START

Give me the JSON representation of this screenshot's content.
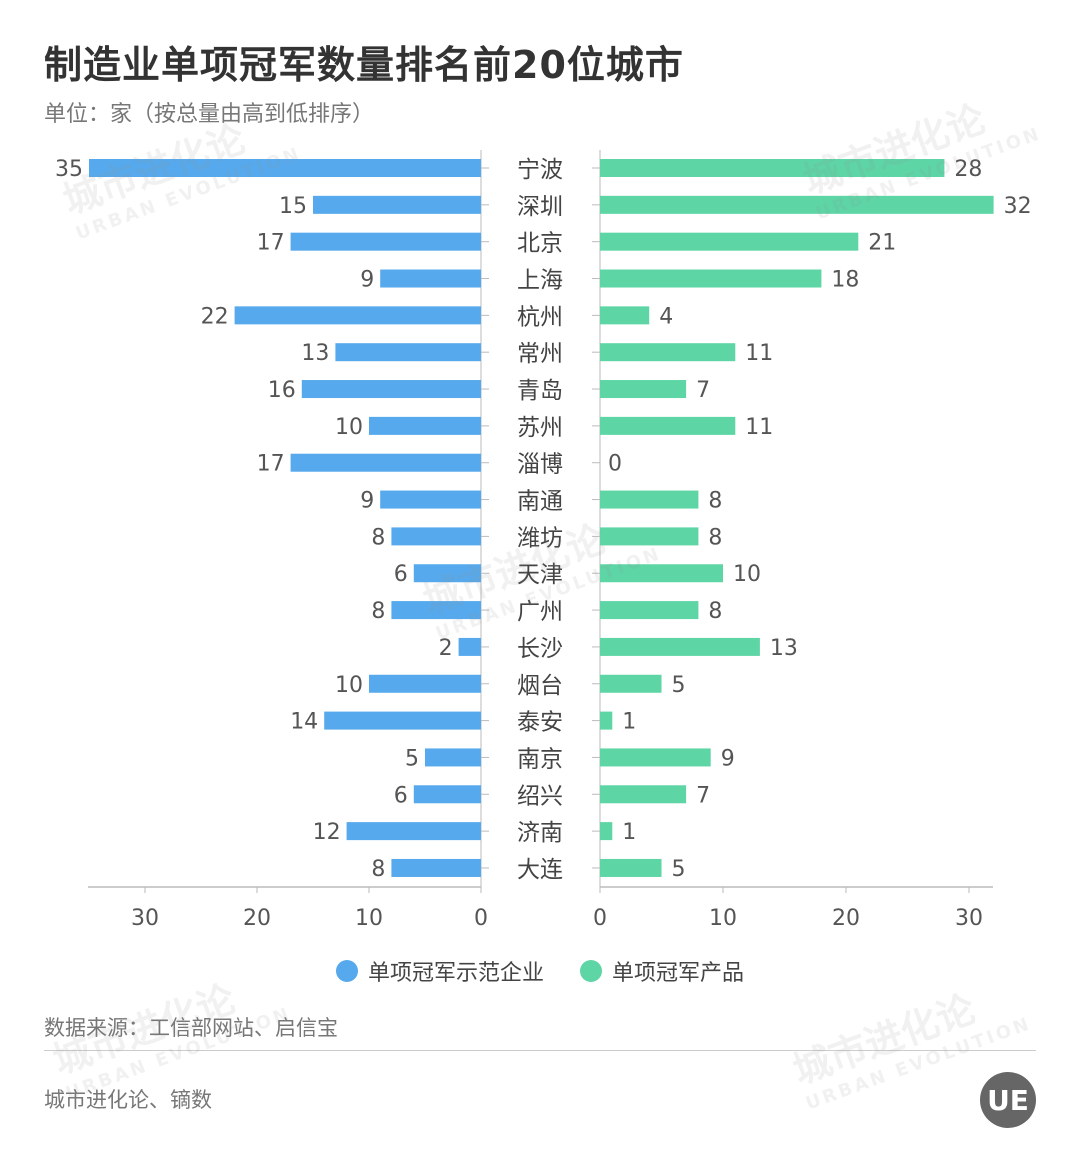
{
  "title": "制造业单项冠军数量排名前20位城市",
  "subtitle": "单位：家（按总量由高到低排序）",
  "source": "数据来源：工信部网站、启信宝",
  "credit": "城市进化论、镝数",
  "logo": "UE",
  "watermark": {
    "cn": "城市进化论",
    "en": "URBAN EVOLUTION"
  },
  "colors": {
    "left": "#56a9ec",
    "right": "#5dd5a5",
    "axis": "#bbbbbb"
  },
  "chart_data": {
    "type": "bar",
    "orientation": "horizontal-butterfly",
    "categories": [
      "宁波",
      "深圳",
      "北京",
      "上海",
      "杭州",
      "常州",
      "青岛",
      "苏州",
      "淄博",
      "南通",
      "潍坊",
      "天津",
      "广州",
      "长沙",
      "烟台",
      "泰安",
      "南京",
      "绍兴",
      "济南",
      "大连"
    ],
    "series": [
      {
        "name": "单项冠军示范企业",
        "values": [
          35,
          15,
          17,
          9,
          22,
          13,
          16,
          10,
          17,
          9,
          8,
          6,
          8,
          2,
          10,
          14,
          5,
          6,
          12,
          8
        ]
      },
      {
        "name": "单项冠军产品",
        "values": [
          28,
          32,
          21,
          18,
          4,
          11,
          7,
          11,
          0,
          8,
          8,
          10,
          8,
          13,
          5,
          1,
          9,
          7,
          1,
          5
        ]
      }
    ],
    "left_ticks": [
      30,
      20,
      10,
      0
    ],
    "right_ticks": [
      0,
      10,
      20,
      30
    ],
    "xlim_left": [
      0,
      35
    ],
    "xlim_right": [
      0,
      32
    ],
    "legend": "bottom",
    "grid": false
  }
}
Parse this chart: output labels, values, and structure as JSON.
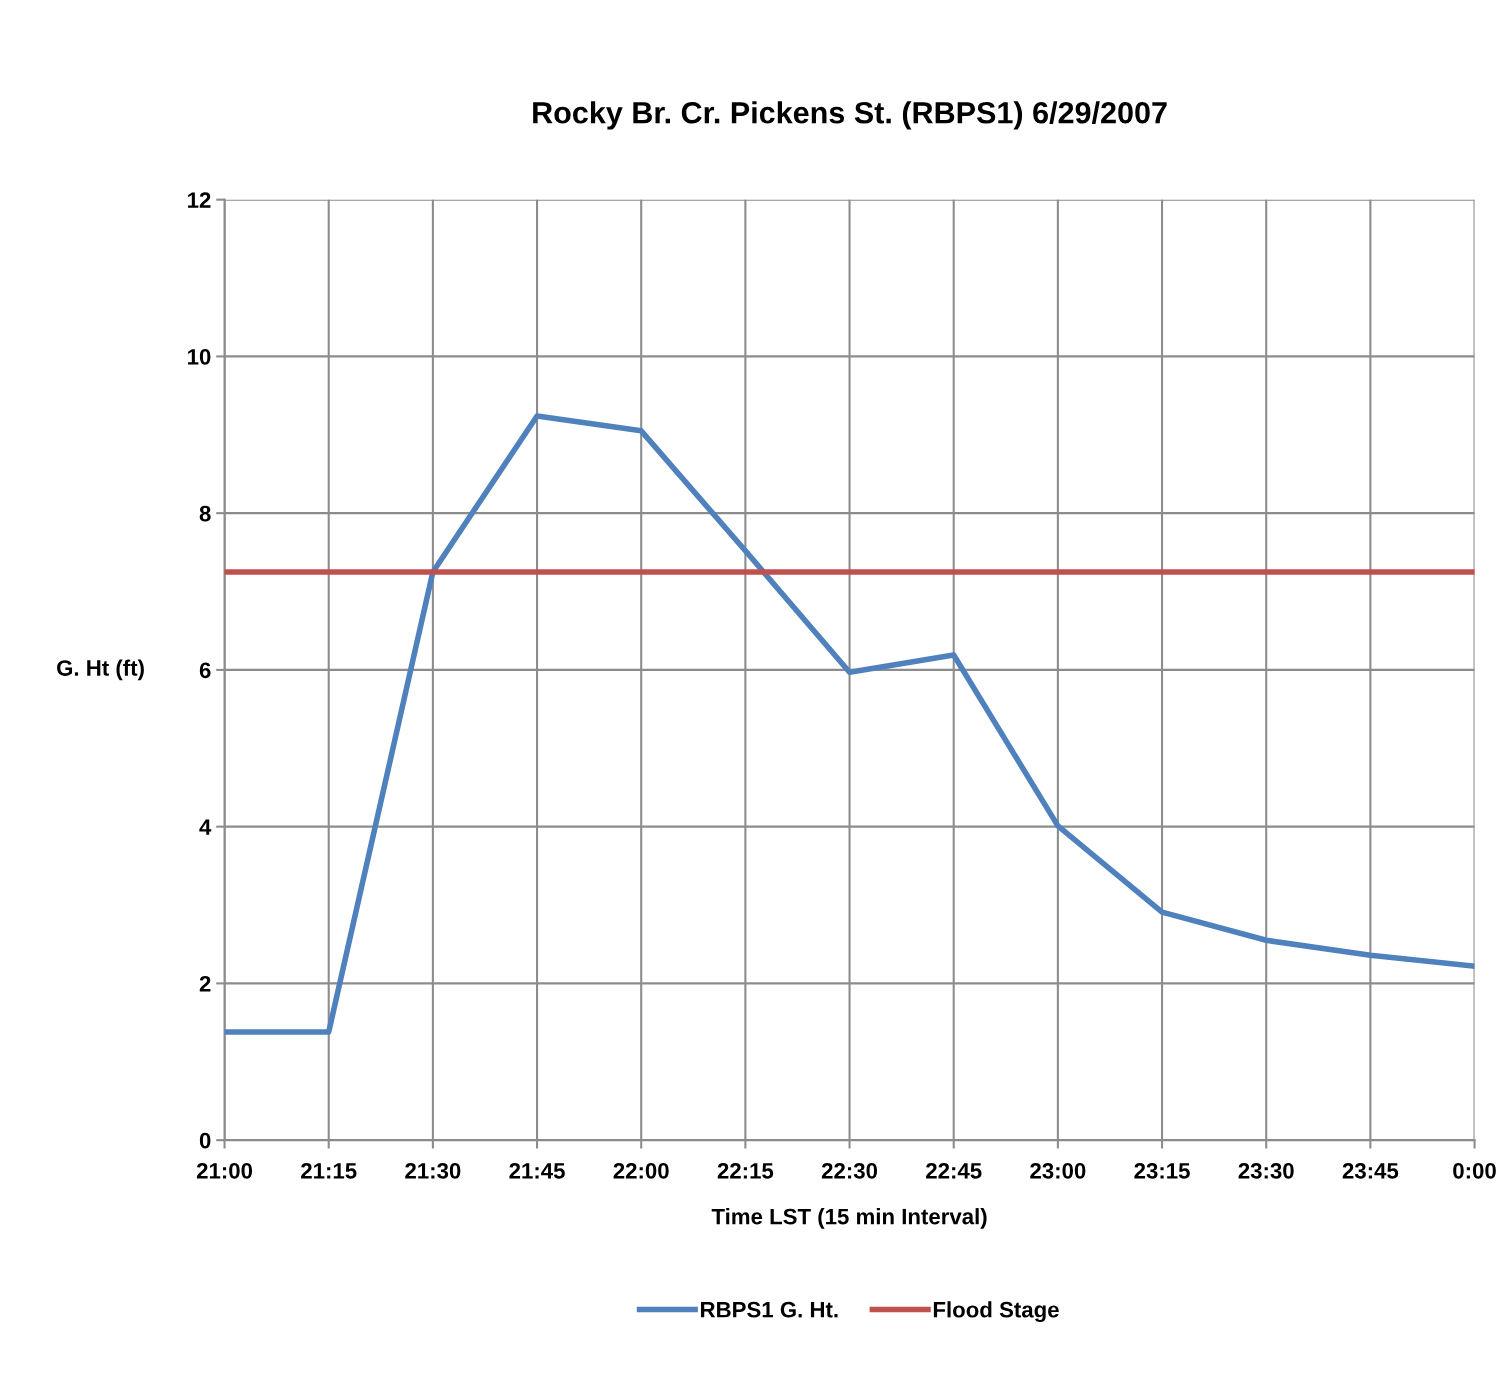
{
  "chart_data": {
    "type": "line",
    "title": "Rocky Br. Cr. Pickens St. (RBPS1) 6/29/2007",
    "xlabel": "Time LST (15 min Interval)",
    "ylabel": "G. Ht (ft)",
    "categories": [
      "21:00",
      "21:15",
      "21:30",
      "21:45",
      "22:00",
      "22:15",
      "22:30",
      "22:45",
      "23:00",
      "23:15",
      "23:30",
      "23:45",
      "0:00"
    ],
    "series": [
      {
        "name": "RBPS1 G. Ht.",
        "color": "#4f81bd",
        "values": [
          1.38,
          1.38,
          7.25,
          9.24,
          9.05,
          7.52,
          5.97,
          6.19,
          4.01,
          2.91,
          2.55,
          2.36,
          2.22
        ]
      },
      {
        "name": "Flood Stage",
        "color": "#c0504d",
        "values": [
          7.25,
          7.25,
          7.25,
          7.25,
          7.25,
          7.25,
          7.25,
          7.25,
          7.25,
          7.25,
          7.25,
          7.25,
          7.25
        ]
      }
    ],
    "ylim": [
      0,
      12
    ],
    "yticks": [
      0,
      2,
      4,
      6,
      8,
      10,
      12
    ],
    "grid": true,
    "legend": "bottom",
    "marker": "none",
    "line_style": "solid"
  }
}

END

## [SET EXERCISE]
Take the line containing "Parse this chart: output" and all lines after it to the end of the data above, and reproduce them exactly, leaving out pictures. Nothing else belongs in the copy.

## [RESPONSE TO THIS EXERCISE]
Parse this chart: output labels, values, and structure as JSON.
{
  "chart_data": {
    "type": "line",
    "title": "Rocky Br. Cr. Pickens St. (RBPS1) 6/29/2007",
    "xlabel": "Time LST (15 min Interval)",
    "ylabel": "G. Ht (ft)",
    "categories": [
      "21:00",
      "21:15",
      "21:30",
      "21:45",
      "22:00",
      "22:15",
      "22:30",
      "22:45",
      "23:00",
      "23:15",
      "23:30",
      "23:45",
      "0:00"
    ],
    "series": [
      {
        "name": "RBPS1 G. Ht.",
        "color": "#4f81bd",
        "values": [
          1.38,
          1.38,
          7.25,
          9.24,
          9.05,
          7.52,
          5.97,
          6.19,
          4.01,
          2.91,
          2.55,
          2.36,
          2.22
        ]
      },
      {
        "name": "Flood Stage",
        "color": "#c0504d",
        "values": [
          7.25,
          7.25,
          7.25,
          7.25,
          7.25,
          7.25,
          7.25,
          7.25,
          7.25,
          7.25,
          7.25,
          7.25,
          7.25
        ]
      }
    ],
    "ylim": [
      0,
      12
    ],
    "yticks": [
      0,
      2,
      4,
      6,
      8,
      10,
      12
    ],
    "grid": true,
    "legend": "bottom",
    "marker": "none",
    "line_style": "solid"
  }
}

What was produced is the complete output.